SOURCE EXTRACT:
How to Choose Your First Guitar

One of the biggest concerns I hear from parents and potential buyers is how to choose:

• An instrument that will last

• An instrument that is right for ones particular needs

I hope to take some of the mystery away from buying your first guitar as it’s my belief that finding a beginners guitar is fairly easy.  Finding that second guitar, or the guitar you are going to play with on a professional basis, is a bit more difficult.  It’s then you really have to learn about the subtle nuances of tone, projection, and feel.  These are very subjective elements and it is helpful to have had the experience of playing other instruments to come up with a choice that is right for you.

The Good News

Well really, it’s all good news. The lower priced guitars, mandolins, and banjos of today are far superior to the instruments I began with in the 60’s.  Then you had to have great concern for the “action” (the height of the strings above the metal frets on the guitar neck fingerboard) as well as strength of construction.

We have all seen yard sale guitars whose tops are “bellied” or raised in a convex fashion, whose bridges (where the strings attach to the main body) are pulling off, whose tuning machines don’t work, and whose necks are warped and/or separating from the body.  Quite often these were old “cheapo’s”, but I won’t name names because there are exceptions to every rule.  And every now and then I find an old Sears Silvertone, or Harmony guitar that plays pretty well.

DATASET ENTRIES:
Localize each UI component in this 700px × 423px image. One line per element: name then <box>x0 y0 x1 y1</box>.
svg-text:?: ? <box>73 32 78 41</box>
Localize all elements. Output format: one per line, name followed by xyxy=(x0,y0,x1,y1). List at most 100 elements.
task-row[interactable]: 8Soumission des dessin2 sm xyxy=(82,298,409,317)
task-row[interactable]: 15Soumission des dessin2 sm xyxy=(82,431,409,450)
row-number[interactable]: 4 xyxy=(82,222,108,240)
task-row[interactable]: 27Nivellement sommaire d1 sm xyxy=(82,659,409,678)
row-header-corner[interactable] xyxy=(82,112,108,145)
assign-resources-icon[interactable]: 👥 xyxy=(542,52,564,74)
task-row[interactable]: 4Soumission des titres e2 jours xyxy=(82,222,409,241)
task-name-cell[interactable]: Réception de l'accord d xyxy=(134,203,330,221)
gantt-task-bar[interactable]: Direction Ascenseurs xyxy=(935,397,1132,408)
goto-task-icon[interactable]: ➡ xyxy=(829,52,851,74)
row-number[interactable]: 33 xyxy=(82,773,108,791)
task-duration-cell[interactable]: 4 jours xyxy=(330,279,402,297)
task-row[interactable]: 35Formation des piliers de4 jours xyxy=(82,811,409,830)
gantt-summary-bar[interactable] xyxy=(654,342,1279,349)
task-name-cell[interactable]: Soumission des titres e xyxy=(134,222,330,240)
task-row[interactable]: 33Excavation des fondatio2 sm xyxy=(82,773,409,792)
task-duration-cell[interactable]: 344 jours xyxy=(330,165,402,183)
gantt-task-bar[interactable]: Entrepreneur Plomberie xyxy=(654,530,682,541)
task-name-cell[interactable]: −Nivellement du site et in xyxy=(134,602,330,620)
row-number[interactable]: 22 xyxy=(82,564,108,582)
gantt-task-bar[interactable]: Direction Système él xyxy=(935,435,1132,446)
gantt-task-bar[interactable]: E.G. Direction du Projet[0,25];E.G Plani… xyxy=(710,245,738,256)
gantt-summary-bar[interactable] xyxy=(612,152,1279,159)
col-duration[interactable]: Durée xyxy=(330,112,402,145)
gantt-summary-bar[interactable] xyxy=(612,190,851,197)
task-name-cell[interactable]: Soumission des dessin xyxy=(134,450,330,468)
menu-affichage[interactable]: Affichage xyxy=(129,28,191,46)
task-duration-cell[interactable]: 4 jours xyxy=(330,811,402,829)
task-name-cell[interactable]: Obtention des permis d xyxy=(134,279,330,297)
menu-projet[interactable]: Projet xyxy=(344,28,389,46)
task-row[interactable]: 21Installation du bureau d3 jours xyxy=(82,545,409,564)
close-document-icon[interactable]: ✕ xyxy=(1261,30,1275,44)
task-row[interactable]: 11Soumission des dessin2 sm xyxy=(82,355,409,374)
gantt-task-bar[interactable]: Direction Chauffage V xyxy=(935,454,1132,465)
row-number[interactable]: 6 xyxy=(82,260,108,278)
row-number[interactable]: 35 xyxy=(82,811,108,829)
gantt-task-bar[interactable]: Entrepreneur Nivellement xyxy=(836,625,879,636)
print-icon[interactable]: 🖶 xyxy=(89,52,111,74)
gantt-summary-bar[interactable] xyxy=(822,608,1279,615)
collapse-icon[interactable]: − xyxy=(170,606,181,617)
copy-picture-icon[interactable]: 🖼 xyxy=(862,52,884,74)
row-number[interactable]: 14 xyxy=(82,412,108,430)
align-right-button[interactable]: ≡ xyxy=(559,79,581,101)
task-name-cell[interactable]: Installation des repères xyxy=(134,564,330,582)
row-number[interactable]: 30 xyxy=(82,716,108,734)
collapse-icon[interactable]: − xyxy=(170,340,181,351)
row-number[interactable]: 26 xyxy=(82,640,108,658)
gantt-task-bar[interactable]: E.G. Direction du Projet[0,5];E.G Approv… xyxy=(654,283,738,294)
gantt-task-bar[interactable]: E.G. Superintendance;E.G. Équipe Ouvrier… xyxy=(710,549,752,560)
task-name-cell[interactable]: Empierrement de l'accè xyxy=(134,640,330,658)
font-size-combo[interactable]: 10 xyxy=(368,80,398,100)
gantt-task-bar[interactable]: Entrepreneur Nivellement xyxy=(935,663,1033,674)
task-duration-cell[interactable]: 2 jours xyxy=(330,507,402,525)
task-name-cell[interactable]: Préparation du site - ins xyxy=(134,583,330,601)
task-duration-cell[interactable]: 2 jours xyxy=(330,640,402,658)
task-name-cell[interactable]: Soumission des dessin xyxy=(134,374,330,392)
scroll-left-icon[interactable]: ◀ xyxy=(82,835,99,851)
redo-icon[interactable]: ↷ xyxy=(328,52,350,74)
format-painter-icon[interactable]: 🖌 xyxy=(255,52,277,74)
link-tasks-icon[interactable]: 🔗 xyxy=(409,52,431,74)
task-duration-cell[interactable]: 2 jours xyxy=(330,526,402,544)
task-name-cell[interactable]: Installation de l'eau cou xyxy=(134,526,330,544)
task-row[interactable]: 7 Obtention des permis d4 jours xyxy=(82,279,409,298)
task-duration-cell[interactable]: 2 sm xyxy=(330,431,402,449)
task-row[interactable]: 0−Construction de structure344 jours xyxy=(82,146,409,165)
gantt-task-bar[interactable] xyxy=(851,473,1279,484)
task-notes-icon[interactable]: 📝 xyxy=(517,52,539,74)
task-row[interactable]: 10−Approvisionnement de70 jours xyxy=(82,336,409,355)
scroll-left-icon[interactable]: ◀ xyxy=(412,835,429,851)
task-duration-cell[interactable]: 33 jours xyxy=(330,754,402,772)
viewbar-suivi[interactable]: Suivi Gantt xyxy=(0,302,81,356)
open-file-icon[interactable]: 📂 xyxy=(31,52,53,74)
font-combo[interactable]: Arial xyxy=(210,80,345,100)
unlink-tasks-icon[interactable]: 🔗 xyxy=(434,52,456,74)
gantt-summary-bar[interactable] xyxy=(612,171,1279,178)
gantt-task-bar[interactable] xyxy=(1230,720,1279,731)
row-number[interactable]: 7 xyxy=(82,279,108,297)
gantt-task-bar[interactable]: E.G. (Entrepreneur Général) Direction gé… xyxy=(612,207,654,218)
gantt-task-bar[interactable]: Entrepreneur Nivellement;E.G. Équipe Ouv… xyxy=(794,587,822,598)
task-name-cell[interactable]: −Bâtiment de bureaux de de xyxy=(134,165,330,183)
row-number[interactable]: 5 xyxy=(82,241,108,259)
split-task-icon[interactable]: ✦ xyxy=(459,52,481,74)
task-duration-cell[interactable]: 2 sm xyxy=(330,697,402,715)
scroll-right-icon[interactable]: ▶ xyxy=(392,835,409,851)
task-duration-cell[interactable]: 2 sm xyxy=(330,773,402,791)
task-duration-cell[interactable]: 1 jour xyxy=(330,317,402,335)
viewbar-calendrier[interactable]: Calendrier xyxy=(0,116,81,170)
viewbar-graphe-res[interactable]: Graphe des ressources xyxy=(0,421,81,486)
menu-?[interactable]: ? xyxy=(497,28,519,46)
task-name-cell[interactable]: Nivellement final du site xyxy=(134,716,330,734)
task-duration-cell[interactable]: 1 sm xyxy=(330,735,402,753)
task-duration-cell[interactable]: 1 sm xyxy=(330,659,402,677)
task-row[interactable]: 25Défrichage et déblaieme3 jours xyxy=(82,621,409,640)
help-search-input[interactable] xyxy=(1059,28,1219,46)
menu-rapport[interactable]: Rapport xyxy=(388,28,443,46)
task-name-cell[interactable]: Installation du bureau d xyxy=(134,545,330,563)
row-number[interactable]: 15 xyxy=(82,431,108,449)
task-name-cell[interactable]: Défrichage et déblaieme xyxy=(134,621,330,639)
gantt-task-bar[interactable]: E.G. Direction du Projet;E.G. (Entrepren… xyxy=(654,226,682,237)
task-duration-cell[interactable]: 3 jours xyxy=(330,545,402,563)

PROBLEM A: In the guitar-buying guide, rewrite the paragraph that begins "Well really, it’s all good news" in a shorter form, keeping its main facts.
PROBLEM B: Quote the stretch of the guitar-buying guide from "Well really, it’s" through "plays pretty well.".

RESPONSE A: It's all good news: today's lower-priced guitars, mandolins, and banjos are far better than the instruments I started with in the '60s. Back then, you had to worry about the "action" (how high the strings sit above the metal frets on the fingerboard) and about how strongly the instrument was built.

RESPONSE B:
Well really, it’s all good news. The lower priced guitars, mandolins, and banjos of today are far superior to the instruments I began with in the 60’s.  Then you had to have great concern for the “action” (the height of the strings above the metal frets on the guitar neck fingerboard) as well as strength of construction.

We have all seen yard sale guitars whose tops are “bellied” or raised in a convex fashion, whose bridges (where the strings attach to the main body) are pulling off, whose tuning machines don’t work, and whose necks are warped and/or separating from the body.  Quite often these were old “cheapo’s”, but I won’t name names because there are exceptions to every rule.  And every now and then I find an old Sears Silvertone, or Harmony guitar that plays pretty well.